PROBLEM REQUIREMENTS:
Work out how many lines hold the string "kbps". The answer is a single number, nothing more.

Figure contents as structured data:
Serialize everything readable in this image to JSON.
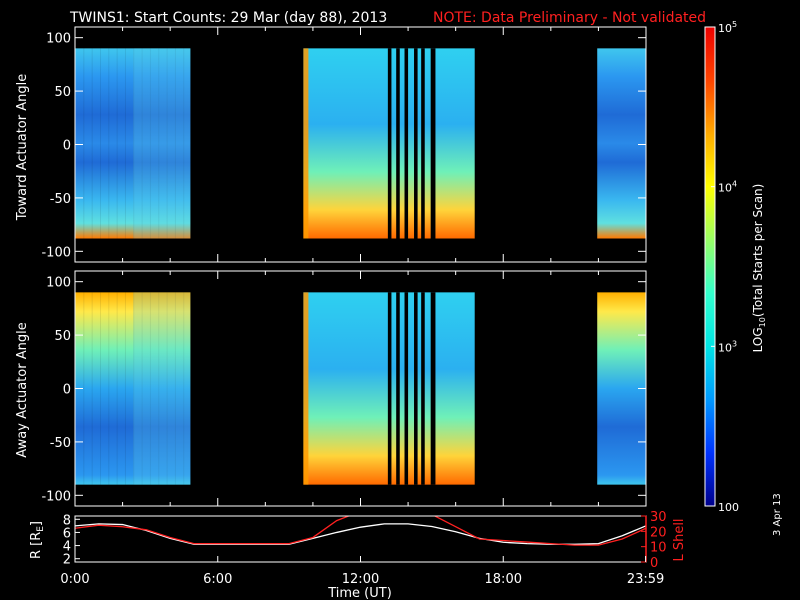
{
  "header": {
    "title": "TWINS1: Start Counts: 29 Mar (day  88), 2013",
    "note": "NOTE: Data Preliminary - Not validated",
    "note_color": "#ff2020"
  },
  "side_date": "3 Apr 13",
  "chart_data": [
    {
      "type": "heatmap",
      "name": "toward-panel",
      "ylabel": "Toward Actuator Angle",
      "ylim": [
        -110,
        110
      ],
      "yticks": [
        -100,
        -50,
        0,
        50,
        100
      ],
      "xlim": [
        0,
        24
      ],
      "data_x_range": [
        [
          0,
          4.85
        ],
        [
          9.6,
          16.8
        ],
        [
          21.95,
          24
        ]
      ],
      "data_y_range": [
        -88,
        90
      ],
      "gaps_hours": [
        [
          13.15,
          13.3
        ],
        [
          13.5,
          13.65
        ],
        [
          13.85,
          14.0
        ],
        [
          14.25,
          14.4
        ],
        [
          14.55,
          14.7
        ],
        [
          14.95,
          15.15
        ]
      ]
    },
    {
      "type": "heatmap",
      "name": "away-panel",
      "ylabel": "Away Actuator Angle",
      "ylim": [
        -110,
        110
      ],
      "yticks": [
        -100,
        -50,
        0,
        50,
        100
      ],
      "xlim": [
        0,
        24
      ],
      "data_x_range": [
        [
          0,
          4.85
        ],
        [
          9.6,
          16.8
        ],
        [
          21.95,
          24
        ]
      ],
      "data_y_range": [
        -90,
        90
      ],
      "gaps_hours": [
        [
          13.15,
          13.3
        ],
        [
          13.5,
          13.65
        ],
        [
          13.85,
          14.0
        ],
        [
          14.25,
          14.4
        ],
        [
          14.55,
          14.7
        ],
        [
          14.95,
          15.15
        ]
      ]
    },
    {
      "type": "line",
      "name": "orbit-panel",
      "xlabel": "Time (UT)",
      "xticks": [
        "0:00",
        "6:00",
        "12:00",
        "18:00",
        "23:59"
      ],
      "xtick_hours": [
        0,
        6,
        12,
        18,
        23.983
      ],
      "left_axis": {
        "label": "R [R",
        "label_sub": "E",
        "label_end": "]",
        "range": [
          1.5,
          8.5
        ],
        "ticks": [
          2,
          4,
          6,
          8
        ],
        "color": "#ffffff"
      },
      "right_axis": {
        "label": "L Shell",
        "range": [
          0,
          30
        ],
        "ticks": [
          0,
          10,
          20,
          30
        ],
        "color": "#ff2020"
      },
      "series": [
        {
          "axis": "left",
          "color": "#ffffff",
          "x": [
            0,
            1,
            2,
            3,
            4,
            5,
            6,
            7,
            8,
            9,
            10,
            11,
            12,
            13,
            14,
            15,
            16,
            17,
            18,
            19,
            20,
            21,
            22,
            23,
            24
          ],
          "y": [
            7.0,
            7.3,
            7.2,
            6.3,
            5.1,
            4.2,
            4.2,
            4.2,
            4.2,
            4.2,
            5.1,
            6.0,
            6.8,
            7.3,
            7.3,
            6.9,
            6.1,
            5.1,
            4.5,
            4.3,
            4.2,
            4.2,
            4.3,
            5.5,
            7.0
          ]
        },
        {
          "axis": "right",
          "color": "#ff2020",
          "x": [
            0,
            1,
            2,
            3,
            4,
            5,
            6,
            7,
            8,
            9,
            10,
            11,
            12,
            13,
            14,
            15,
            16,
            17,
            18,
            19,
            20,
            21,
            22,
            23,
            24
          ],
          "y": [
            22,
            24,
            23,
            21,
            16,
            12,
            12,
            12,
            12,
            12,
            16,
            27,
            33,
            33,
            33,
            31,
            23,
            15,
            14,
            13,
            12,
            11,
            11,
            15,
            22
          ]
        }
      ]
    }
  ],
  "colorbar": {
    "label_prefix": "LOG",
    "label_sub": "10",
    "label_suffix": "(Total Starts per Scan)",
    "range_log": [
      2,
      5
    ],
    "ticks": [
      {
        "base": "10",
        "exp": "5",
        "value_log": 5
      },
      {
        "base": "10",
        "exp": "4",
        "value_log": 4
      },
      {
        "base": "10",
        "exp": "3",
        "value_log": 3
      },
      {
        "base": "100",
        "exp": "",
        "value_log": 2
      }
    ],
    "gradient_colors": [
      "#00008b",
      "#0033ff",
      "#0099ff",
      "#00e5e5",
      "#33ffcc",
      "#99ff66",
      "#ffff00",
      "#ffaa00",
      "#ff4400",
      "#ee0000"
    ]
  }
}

---

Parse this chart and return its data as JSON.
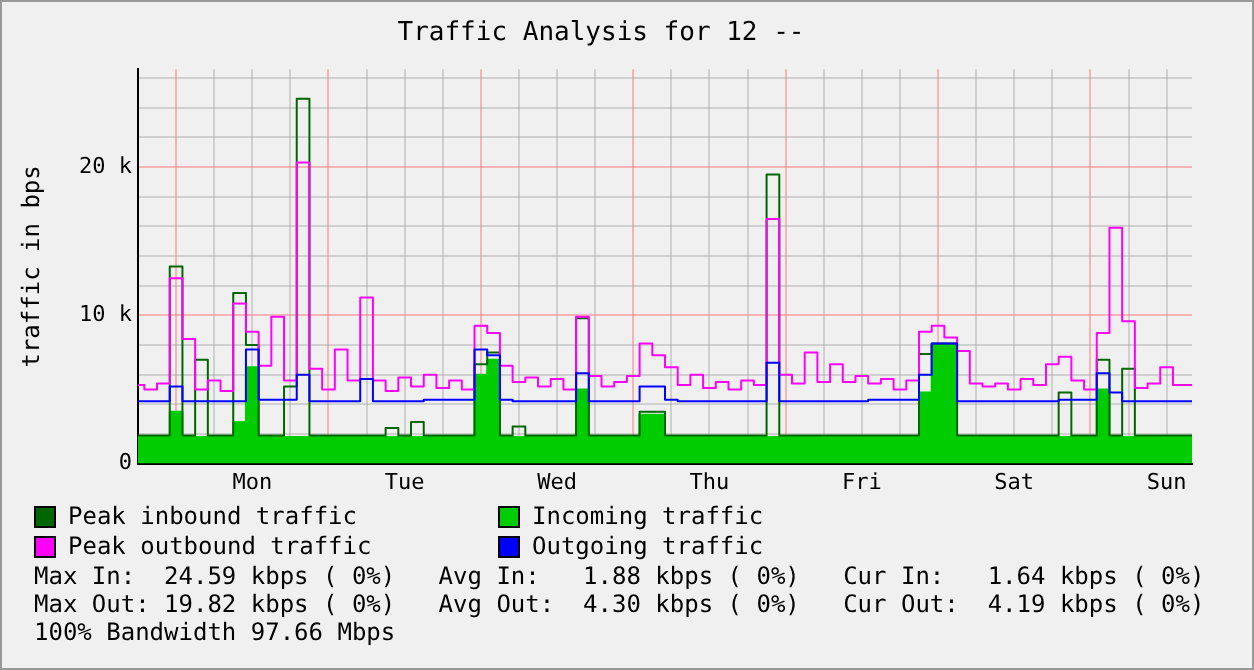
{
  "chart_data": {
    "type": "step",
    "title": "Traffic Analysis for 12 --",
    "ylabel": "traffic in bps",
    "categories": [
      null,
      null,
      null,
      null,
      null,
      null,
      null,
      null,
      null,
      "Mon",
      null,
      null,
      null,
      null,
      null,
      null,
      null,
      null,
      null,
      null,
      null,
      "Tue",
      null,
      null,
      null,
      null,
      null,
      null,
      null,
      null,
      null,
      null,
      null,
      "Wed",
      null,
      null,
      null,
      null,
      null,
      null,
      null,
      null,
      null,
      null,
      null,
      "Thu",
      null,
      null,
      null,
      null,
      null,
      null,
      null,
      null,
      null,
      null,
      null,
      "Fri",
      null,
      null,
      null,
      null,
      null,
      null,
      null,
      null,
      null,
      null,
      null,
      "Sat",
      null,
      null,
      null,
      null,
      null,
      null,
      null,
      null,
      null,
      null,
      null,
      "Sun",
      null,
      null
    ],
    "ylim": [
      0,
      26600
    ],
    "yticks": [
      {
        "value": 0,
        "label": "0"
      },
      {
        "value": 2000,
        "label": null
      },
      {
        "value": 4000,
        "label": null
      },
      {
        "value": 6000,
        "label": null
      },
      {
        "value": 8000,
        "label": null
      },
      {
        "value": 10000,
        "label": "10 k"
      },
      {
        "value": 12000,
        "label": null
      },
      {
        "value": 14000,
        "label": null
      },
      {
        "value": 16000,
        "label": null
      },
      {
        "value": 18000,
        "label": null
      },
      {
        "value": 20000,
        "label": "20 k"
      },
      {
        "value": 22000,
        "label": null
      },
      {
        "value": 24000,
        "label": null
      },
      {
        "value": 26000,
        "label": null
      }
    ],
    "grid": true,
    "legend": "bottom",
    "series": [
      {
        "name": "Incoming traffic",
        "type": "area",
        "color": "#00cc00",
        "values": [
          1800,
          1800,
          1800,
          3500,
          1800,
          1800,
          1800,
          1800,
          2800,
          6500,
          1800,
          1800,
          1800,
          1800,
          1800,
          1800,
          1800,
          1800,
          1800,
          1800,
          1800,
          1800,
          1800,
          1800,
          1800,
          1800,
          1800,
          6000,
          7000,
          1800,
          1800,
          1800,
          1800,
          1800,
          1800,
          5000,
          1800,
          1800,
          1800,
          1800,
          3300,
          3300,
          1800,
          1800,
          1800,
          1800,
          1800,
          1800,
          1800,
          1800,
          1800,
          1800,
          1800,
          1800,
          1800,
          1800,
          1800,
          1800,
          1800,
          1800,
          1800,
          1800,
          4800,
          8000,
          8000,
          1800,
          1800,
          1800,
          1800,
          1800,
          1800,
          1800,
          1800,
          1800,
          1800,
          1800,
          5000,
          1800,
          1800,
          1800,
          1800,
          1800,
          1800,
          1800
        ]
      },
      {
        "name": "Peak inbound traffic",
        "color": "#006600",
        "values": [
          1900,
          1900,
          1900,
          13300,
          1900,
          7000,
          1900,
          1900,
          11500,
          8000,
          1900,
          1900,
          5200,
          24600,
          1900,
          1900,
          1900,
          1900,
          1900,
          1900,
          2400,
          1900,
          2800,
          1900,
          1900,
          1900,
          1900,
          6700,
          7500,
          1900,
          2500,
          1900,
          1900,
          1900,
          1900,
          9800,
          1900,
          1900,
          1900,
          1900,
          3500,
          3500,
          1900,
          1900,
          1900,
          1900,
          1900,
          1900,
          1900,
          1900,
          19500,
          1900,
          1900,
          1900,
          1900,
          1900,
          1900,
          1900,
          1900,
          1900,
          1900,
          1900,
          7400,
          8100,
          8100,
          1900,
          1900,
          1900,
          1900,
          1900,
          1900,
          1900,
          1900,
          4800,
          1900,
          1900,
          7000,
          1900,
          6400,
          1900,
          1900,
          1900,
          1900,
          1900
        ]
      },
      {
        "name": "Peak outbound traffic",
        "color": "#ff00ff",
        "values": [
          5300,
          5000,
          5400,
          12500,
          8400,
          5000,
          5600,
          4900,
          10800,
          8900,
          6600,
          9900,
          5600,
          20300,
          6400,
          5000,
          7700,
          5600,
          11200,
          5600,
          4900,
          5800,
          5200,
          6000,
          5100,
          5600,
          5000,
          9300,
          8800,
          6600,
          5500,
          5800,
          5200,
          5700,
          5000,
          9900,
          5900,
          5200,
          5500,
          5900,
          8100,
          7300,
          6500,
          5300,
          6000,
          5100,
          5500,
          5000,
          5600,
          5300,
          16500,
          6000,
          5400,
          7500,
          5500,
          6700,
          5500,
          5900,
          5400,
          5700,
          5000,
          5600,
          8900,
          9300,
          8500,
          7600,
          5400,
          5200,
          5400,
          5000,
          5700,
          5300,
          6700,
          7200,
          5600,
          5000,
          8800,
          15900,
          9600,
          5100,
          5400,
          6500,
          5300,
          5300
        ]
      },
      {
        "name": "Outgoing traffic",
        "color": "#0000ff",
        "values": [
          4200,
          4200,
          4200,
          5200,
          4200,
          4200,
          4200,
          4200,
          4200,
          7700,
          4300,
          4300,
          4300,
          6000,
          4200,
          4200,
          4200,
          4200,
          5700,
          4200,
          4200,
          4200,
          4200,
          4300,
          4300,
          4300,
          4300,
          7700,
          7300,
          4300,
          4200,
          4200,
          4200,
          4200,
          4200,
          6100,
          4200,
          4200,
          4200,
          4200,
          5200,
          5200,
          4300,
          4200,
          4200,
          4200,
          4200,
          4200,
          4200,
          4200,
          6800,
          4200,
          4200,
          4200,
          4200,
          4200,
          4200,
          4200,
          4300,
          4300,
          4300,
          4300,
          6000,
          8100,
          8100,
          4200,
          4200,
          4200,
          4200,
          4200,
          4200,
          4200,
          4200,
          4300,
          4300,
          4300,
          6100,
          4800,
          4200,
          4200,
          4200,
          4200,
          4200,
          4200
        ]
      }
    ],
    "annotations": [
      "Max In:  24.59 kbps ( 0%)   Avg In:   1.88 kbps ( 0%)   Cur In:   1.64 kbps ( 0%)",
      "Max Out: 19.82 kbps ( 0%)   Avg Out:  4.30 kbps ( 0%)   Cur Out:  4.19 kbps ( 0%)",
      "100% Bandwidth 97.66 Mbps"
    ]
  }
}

SOLUTION FOR THIS PROBLEM:
2